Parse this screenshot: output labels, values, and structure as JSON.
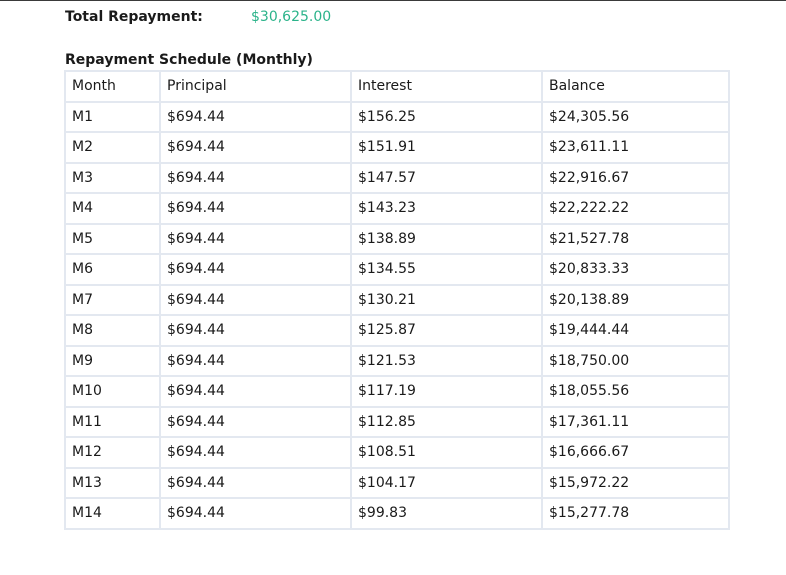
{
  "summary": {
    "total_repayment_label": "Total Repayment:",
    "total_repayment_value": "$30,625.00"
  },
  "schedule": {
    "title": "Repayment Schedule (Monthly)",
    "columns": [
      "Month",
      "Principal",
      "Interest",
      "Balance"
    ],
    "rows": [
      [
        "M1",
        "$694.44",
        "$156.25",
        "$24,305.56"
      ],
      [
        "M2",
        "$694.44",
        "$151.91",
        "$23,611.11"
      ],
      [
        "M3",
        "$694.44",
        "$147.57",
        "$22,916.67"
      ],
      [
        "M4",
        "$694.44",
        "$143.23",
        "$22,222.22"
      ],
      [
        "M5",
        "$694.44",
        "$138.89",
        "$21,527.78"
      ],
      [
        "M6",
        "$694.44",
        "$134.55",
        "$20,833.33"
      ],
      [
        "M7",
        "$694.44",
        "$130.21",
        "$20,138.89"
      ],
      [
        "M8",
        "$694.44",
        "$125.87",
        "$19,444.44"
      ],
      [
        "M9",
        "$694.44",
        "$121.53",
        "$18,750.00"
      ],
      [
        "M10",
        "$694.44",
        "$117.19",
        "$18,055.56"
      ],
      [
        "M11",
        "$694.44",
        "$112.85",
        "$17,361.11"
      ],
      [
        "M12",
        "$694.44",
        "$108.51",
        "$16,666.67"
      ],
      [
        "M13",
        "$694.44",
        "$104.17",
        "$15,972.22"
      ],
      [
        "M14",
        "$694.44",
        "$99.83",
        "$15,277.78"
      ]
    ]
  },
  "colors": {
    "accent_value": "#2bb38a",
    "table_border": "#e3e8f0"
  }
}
---
■ Directions: Print each line of the material above exactly, with the pictures removed from your copy.

■ Reply to the exercise:
Parse this screenshot: output labels, values, and structure as JSON.
{
  "summary": {
    "total_repayment_label": "Total Repayment:",
    "total_repayment_value": "$30,625.00"
  },
  "schedule": {
    "title": "Repayment Schedule (Monthly)",
    "columns": [
      "Month",
      "Principal",
      "Interest",
      "Balance"
    ],
    "rows": [
      [
        "M1",
        "$694.44",
        "$156.25",
        "$24,305.56"
      ],
      [
        "M2",
        "$694.44",
        "$151.91",
        "$23,611.11"
      ],
      [
        "M3",
        "$694.44",
        "$147.57",
        "$22,916.67"
      ],
      [
        "M4",
        "$694.44",
        "$143.23",
        "$22,222.22"
      ],
      [
        "M5",
        "$694.44",
        "$138.89",
        "$21,527.78"
      ],
      [
        "M6",
        "$694.44",
        "$134.55",
        "$20,833.33"
      ],
      [
        "M7",
        "$694.44",
        "$130.21",
        "$20,138.89"
      ],
      [
        "M8",
        "$694.44",
        "$125.87",
        "$19,444.44"
      ],
      [
        "M9",
        "$694.44",
        "$121.53",
        "$18,750.00"
      ],
      [
        "M10",
        "$694.44",
        "$117.19",
        "$18,055.56"
      ],
      [
        "M11",
        "$694.44",
        "$112.85",
        "$17,361.11"
      ],
      [
        "M12",
        "$694.44",
        "$108.51",
        "$16,666.67"
      ],
      [
        "M13",
        "$694.44",
        "$104.17",
        "$15,972.22"
      ],
      [
        "M14",
        "$694.44",
        "$99.83",
        "$15,277.78"
      ]
    ]
  },
  "colors": {
    "accent_value": "#2bb38a",
    "table_border": "#e3e8f0"
  }
}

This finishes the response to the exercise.